**EXERCISE PROMPT:** Would you quote the material below in full and unchanged?

(Records from a data source)
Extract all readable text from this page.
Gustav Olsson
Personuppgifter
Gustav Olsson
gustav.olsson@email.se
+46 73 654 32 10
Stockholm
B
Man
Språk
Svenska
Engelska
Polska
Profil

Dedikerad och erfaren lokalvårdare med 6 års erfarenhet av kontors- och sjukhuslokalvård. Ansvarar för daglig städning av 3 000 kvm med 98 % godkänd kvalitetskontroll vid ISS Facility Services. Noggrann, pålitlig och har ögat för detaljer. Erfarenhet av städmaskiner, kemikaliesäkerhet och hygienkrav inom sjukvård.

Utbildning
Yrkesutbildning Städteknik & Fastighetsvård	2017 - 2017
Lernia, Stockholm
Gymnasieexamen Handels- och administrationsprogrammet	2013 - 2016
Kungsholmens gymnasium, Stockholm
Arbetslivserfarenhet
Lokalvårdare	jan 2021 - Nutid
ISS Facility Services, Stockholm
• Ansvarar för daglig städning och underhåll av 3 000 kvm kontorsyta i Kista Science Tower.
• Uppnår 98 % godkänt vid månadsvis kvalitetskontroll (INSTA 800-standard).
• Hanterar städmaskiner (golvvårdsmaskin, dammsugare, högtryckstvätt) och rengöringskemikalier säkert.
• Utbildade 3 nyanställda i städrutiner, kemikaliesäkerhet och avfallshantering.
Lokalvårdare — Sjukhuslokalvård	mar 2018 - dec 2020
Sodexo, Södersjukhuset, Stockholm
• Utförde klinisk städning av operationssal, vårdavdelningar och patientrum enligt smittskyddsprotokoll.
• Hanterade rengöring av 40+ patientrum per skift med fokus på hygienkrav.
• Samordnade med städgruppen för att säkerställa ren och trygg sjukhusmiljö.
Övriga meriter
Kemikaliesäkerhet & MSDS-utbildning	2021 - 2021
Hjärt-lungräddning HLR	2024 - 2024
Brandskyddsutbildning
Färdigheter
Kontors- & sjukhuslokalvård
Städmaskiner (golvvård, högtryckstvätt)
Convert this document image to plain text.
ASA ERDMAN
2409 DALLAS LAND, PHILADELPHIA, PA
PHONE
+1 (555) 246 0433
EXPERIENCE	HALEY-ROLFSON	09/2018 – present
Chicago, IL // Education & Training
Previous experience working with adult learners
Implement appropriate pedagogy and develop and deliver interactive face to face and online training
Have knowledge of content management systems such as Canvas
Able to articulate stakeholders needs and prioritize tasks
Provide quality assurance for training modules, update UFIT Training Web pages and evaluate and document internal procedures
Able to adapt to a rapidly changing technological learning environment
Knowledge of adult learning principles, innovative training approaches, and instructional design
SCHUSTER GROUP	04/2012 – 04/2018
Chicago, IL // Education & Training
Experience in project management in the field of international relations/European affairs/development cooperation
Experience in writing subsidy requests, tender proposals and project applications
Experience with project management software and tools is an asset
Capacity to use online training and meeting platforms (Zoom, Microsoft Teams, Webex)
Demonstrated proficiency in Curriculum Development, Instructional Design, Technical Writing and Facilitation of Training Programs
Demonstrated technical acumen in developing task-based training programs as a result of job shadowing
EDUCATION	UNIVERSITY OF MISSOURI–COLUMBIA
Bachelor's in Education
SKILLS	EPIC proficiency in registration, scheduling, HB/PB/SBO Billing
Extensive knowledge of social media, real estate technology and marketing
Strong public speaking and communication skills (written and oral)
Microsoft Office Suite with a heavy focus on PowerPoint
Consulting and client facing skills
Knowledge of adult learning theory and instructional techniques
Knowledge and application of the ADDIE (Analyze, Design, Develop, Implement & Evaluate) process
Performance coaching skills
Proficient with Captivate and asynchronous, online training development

**SOLUTION TO THE PROBLEM:**
Extract all readable text from this page.
Gustav Olsson
Personuppgifter
Gustav Olsson
gustav.olsson@email.se
+46 73 654 32 10
Stockholm
B
Man
Språk
Svenska
Engelska
Polska
Profil

Dedikerad och erfaren lokalvårdare med 6 års erfarenhet av kontors- och sjukhuslokalvård. Ansvarar för daglig städning av 3 000 kvm med 98 % godkänd kvalitetskontroll vid ISS Facility Services. Noggrann, pålitlig och har ögat för detaljer. Erfarenhet av städmaskiner, kemikaliesäkerhet och hygienkrav inom sjukvård.

Utbildning
Yrkesutbildning Städteknik & Fastighetsvård	2017 - 2017
Lernia, Stockholm
Gymnasieexamen Handels- och administrationsprogrammet	2013 - 2016
Kungsholmens gymnasium, Stockholm
Arbetslivserfarenhet
Lokalvårdare	jan 2021 - Nutid
ISS Facility Services, Stockholm
• Ansvarar för daglig städning och underhåll av 3 000 kvm kontorsyta i Kista Science Tower.
• Uppnår 98 % godkänt vid månadsvis kvalitetskontroll (INSTA 800-standard).
• Hanterar städmaskiner (golvvårdsmaskin, dammsugare, högtryckstvätt) och rengöringskemikalier säkert.
• Utbildade 3 nyanställda i städrutiner, kemikaliesäkerhet och avfallshantering.
Lokalvårdare — Sjukhuslokalvård	mar 2018 - dec 2020
Sodexo, Södersjukhuset, Stockholm
• Utförde klinisk städning av operationssal, vårdavdelningar och patientrum enligt smittskyddsprotokoll.
• Hanterade rengöring av 40+ patientrum per skift med fokus på hygienkrav.
• Samordnade med städgruppen för att säkerställa ren och trygg sjukhusmiljö.
Övriga meriter
Kemikaliesäkerhet & MSDS-utbildning	2021 - 2021
Hjärt-lungräddning HLR	2024 - 2024
Brandskyddsutbildning
Färdigheter
Kontors- & sjukhuslokalvård
Städmaskiner (golvvård, högtryckstvätt)
Convert this document image to plain text.
ASA ERDMAN
2409 DALLAS LAND, PHILADELPHIA, PA
PHONE
+1 (555) 246 0433
EXPERIENCE	HALEY-ROLFSON	09/2018 – present
Chicago, IL // Education & Training
Previous experience working with adult learners
Implement appropriate pedagogy and develop and deliver interactive face to face and online training
Have knowledge of content management systems such as Canvas
Able to articulate stakeholders needs and prioritize tasks
Provide quality assurance for training modules, update UFIT Training Web pages and evaluate and document internal procedures
Able to adapt to a rapidly changing technological learning environment
Knowledge of adult learning principles, innovative training approaches, and instructional design
SCHUSTER GROUP	04/2012 – 04/2018
Chicago, IL // Education & Training
Experience in project management in the field of international relations/European affairs/development cooperation
Experience in writing subsidy requests, tender proposals and project applications
Experience with project management software and tools is an asset
Capacity to use online training and meeting platforms (Zoom, Microsoft Teams, Webex)
Demonstrated proficiency in Curriculum Development, Instructional Design, Technical Writing and Facilitation of Training Programs
Demonstrated technical acumen in developing task-based training programs as a result of job shadowing
EDUCATION	UNIVERSITY OF MISSOURI–COLUMBIA
Bachelor's in Education
SKILLS	EPIC proficiency in registration, scheduling, HB/PB/SBO Billing
Extensive knowledge of social media, real estate technology and marketing
Strong public speaking and communication skills (written and oral)
Microsoft Office Suite with a heavy focus on PowerPoint
Consulting and client facing skills
Knowledge of adult learning theory and instructional techniques
Knowledge and application of the ADDIE (Analyze, Design, Develop, Implement & Evaluate) process
Performance coaching skills
Proficient with Captivate and asynchronous, online training development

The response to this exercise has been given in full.